* Work to do:
Can you output the material exactly as written, minus any pictures it holds?

* Given entries:
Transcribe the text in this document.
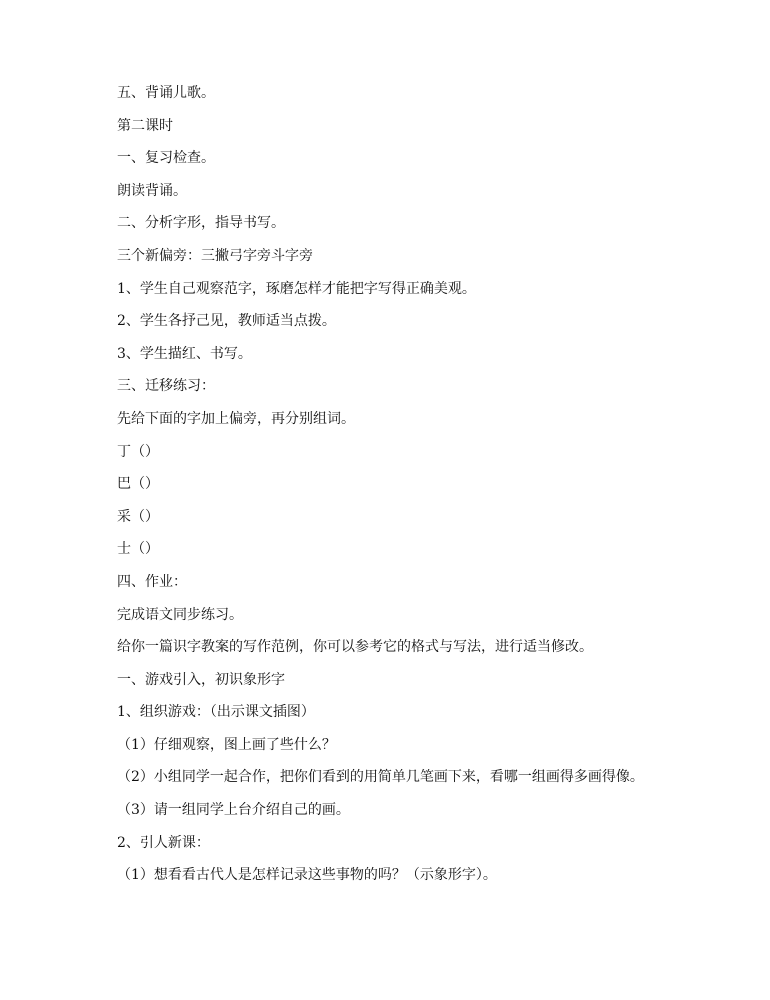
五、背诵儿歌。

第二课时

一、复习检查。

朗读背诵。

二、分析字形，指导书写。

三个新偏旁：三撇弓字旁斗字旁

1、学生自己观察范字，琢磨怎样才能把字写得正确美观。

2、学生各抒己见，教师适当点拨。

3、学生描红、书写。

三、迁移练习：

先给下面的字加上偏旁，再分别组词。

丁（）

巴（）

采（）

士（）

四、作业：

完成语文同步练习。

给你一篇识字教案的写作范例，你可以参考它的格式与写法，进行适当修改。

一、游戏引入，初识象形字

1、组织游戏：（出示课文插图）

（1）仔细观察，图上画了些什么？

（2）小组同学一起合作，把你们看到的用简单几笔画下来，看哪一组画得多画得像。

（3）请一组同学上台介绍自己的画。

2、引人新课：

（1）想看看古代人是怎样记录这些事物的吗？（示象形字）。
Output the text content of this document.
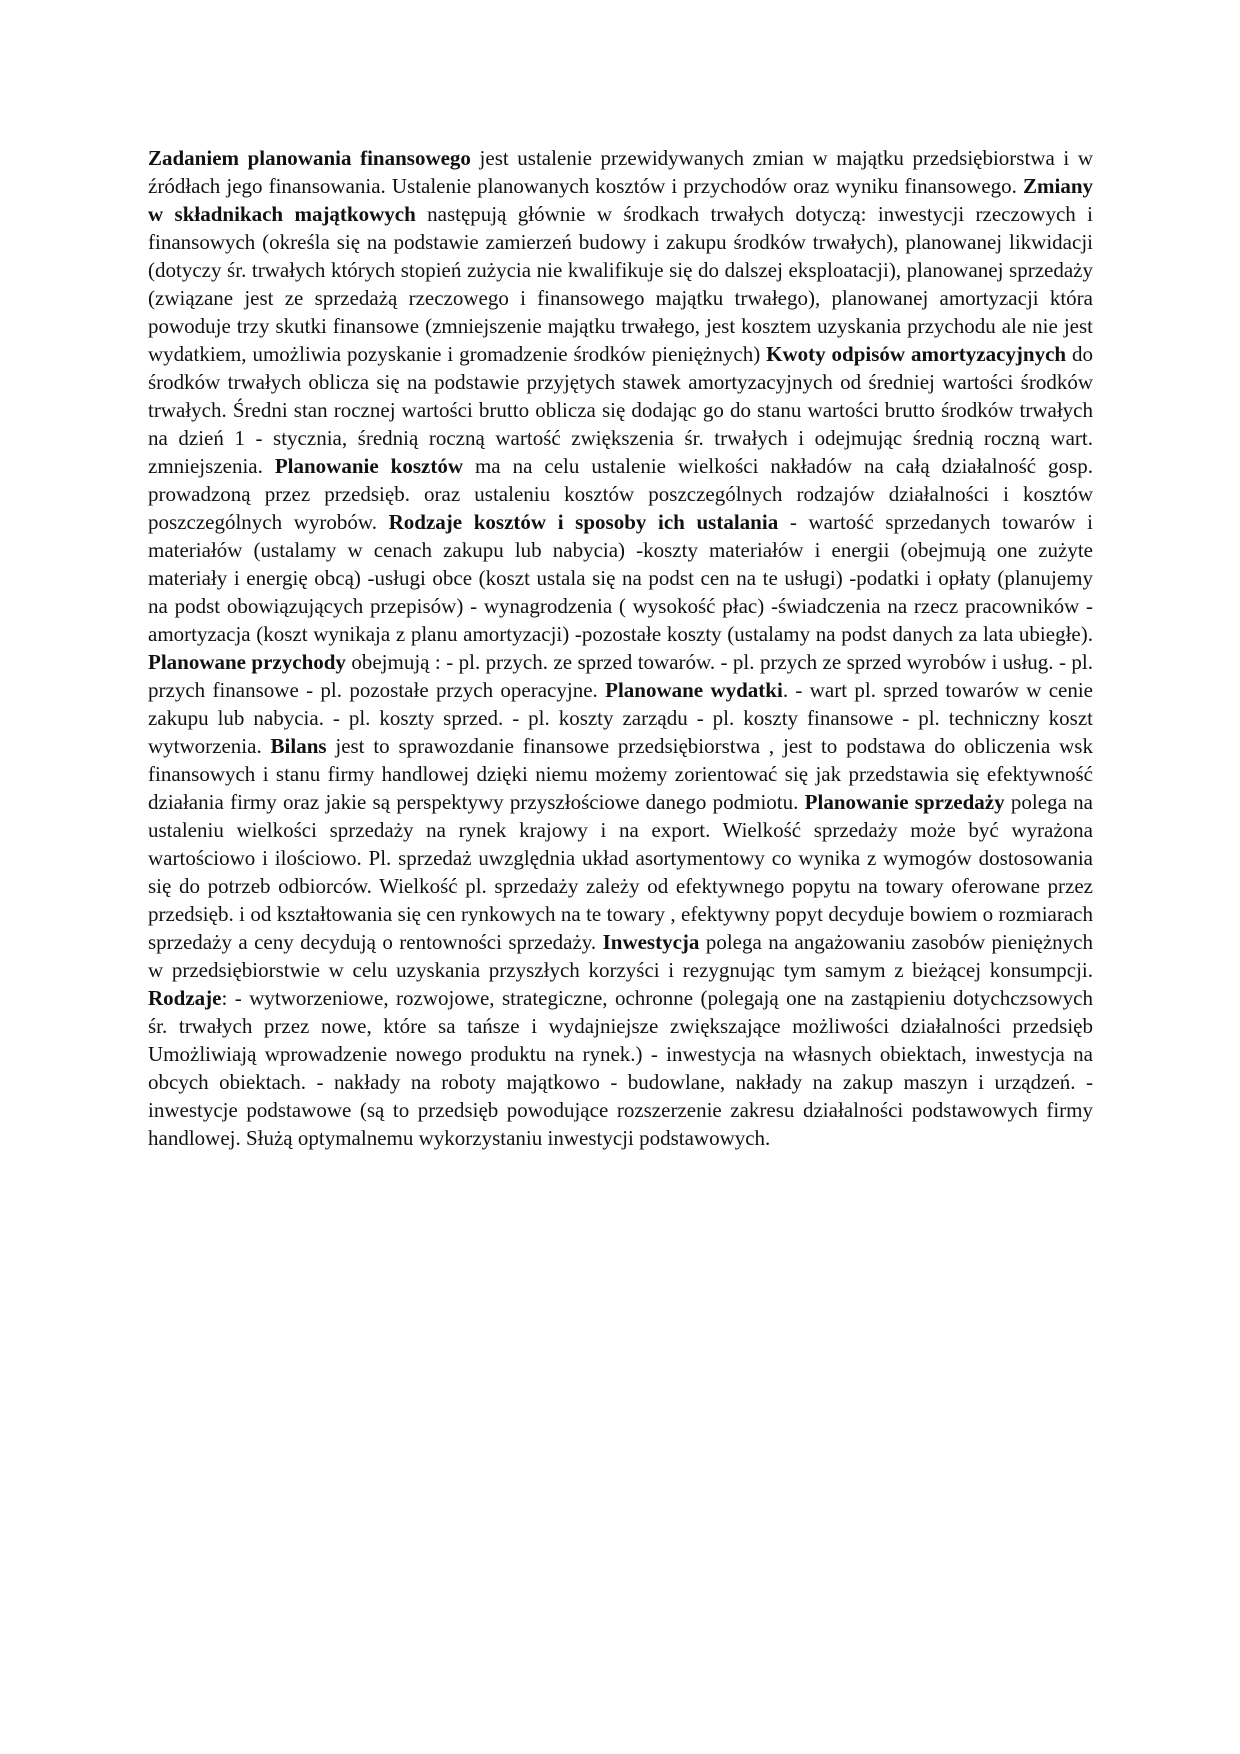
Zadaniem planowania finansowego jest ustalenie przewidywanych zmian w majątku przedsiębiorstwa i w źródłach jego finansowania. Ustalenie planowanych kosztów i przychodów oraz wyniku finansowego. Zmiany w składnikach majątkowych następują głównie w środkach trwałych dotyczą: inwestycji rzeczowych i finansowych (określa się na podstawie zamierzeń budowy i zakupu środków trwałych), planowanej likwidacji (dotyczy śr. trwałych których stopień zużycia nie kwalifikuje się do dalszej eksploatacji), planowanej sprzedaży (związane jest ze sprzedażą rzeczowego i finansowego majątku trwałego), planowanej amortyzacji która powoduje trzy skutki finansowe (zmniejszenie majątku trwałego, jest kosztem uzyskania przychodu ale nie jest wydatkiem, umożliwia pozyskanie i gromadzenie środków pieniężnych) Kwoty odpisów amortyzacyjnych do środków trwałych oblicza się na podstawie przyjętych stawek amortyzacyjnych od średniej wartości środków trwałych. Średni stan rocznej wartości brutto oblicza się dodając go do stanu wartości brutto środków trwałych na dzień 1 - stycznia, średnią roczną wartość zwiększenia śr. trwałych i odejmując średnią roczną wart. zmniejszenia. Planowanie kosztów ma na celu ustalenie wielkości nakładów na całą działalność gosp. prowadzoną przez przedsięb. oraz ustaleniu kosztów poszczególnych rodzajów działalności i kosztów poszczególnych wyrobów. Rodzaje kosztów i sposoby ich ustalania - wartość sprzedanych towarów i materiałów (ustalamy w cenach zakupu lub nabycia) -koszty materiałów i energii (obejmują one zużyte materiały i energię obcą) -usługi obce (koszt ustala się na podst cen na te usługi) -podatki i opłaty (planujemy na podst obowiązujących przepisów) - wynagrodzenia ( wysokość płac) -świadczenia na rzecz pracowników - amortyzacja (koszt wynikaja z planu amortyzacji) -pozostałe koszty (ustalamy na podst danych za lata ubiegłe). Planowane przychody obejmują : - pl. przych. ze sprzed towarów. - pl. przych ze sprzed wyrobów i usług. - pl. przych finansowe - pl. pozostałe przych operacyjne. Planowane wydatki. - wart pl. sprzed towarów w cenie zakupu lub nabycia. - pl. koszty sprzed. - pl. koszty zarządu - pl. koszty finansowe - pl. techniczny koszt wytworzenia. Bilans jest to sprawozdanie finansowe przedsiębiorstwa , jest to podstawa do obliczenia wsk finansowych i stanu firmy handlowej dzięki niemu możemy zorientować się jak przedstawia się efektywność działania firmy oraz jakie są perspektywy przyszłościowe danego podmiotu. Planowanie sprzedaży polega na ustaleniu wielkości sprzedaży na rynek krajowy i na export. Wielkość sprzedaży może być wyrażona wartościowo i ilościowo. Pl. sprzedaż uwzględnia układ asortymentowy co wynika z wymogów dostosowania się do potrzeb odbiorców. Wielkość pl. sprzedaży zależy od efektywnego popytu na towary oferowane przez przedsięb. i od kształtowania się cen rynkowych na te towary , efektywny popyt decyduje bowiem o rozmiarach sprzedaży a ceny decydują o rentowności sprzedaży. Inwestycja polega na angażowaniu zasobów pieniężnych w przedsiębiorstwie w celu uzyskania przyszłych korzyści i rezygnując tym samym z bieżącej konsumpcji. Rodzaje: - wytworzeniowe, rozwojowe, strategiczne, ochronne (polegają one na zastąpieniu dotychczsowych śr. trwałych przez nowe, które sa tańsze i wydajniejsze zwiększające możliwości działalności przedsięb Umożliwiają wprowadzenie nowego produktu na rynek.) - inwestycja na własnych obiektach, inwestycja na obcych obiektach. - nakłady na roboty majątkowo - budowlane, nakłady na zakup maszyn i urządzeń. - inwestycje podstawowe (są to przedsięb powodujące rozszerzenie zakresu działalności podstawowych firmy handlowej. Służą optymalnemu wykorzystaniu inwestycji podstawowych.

* Exercise answer:
Transcribe the text in this document.
五、背诵儿歌。

第二课时

一、复习检查。

朗读背诵。

二、分析字形，指导书写。

三个新偏旁：三撇弓字旁斗字旁

1、学生自己观察范字，琢磨怎样才能把字写得正确美观。

2、学生各抒己见，教师适当点拨。

3、学生描红、书写。

三、迁移练习：

先给下面的字加上偏旁，再分别组词。

丁（）

巴（）

采（）

士（）

四、作业：

完成语文同步练习。

给你一篇识字教案的写作范例，你可以参考它的格式与写法，进行适当修改。

一、游戏引入，初识象形字

1、组织游戏：（出示课文插图）

（1）仔细观察，图上画了些什么？

（2）小组同学一起合作，把你们看到的用简单几笔画下来，看哪一组画得多画得像。

（3）请一组同学上台介绍自己的画。

2、引人新课：

（1）想看看古代人是怎样记录这些事物的吗？（示象形字）。
Output the text content of this document.
Zadaniem planowania finansowego jest ustalenie przewidywanych zmian w majątku przedsiębiorstwa i w źródłach jego finansowania. Ustalenie planowanych kosztów i przychodów oraz wyniku finansowego. Zmiany w składnikach majątkowych następują głównie w środkach trwałych dotyczą: inwestycji rzeczowych i finansowych (określa się na podstawie zamierzeń budowy i zakupu środków trwałych), planowanej likwidacji (dotyczy śr. trwałych których stopień zużycia nie kwalifikuje się do dalszej eksploatacji), planowanej sprzedaży (związane jest ze sprzedażą rzeczowego i finansowego majątku trwałego), planowanej amortyzacji która powoduje trzy skutki finansowe (zmniejszenie majątku trwałego, jest kosztem uzyskania przychodu ale nie jest wydatkiem, umożliwia pozyskanie i gromadzenie środków pieniężnych) Kwoty odpisów amortyzacyjnych do środków trwałych oblicza się na podstawie przyjętych stawek amortyzacyjnych od średniej wartości środków trwałych. Średni stan rocznej wartości brutto oblicza się dodając go do stanu wartości brutto środków trwałych na dzień 1 - stycznia, średnią roczną wartość zwiększenia śr. trwałych i odejmując średnią roczną wart. zmniejszenia. Planowanie kosztów ma na celu ustalenie wielkości nakładów na całą działalność gosp. prowadzoną przez przedsięb. oraz ustaleniu kosztów poszczególnych rodzajów działalności i kosztów poszczególnych wyrobów. Rodzaje kosztów i sposoby ich ustalania - wartość sprzedanych towarów i materiałów (ustalamy w cenach zakupu lub nabycia) -koszty materiałów i energii (obejmują one zużyte materiały i energię obcą) -usługi obce (koszt ustala się na podst cen na te usługi) -podatki i opłaty (planujemy na podst obowiązujących przepisów) - wynagrodzenia ( wysokość płac) -świadczenia na rzecz pracowników - amortyzacja (koszt wynikaja z planu amortyzacji) -pozostałe koszty (ustalamy na podst danych za lata ubiegłe). Planowane przychody obejmują : - pl. przych. ze sprzed towarów. - pl. przych ze sprzed wyrobów i usług. - pl. przych finansowe - pl. pozostałe przych operacyjne. Planowane wydatki. - wart pl. sprzed towarów w cenie zakupu lub nabycia. - pl. koszty sprzed. - pl. koszty zarządu - pl. koszty finansowe - pl. techniczny koszt wytworzenia. Bilans jest to sprawozdanie finansowe przedsiębiorstwa , jest to podstawa do obliczenia wsk finansowych i stanu firmy handlowej dzięki niemu możemy zorientować się jak przedstawia się efektywność działania firmy oraz jakie są perspektywy przyszłościowe danego podmiotu. Planowanie sprzedaży polega na ustaleniu wielkości sprzedaży na rynek krajowy i na export. Wielkość sprzedaży może być wyrażona wartościowo i ilościowo. Pl. sprzedaż uwzględnia układ asortymentowy co wynika z wymogów dostosowania się do potrzeb odbiorców. Wielkość pl. sprzedaży zależy od efektywnego popytu na towary oferowane przez przedsięb. i od kształtowania się cen rynkowych na te towary , efektywny popyt decyduje bowiem o rozmiarach sprzedaży a ceny decydują o rentowności sprzedaży. Inwestycja polega na angażowaniu zasobów pieniężnych w przedsiębiorstwie w celu uzyskania przyszłych korzyści i rezygnując tym samym z bieżącej konsumpcji. Rodzaje: - wytworzeniowe, rozwojowe, strategiczne, ochronne (polegają one na zastąpieniu dotychczsowych śr. trwałych przez nowe, które sa tańsze i wydajniejsze zwiększające możliwości działalności przedsięb Umożliwiają wprowadzenie nowego produktu na rynek.) - inwestycja na własnych obiektach, inwestycja na obcych obiektach. - nakłady na roboty majątkowo - budowlane, nakłady na zakup maszyn i urządzeń. - inwestycje podstawowe (są to przedsięb powodujące rozszerzenie zakresu działalności podstawowych firmy handlowej. Służą optymalnemu wykorzystaniu inwestycji podstawowych.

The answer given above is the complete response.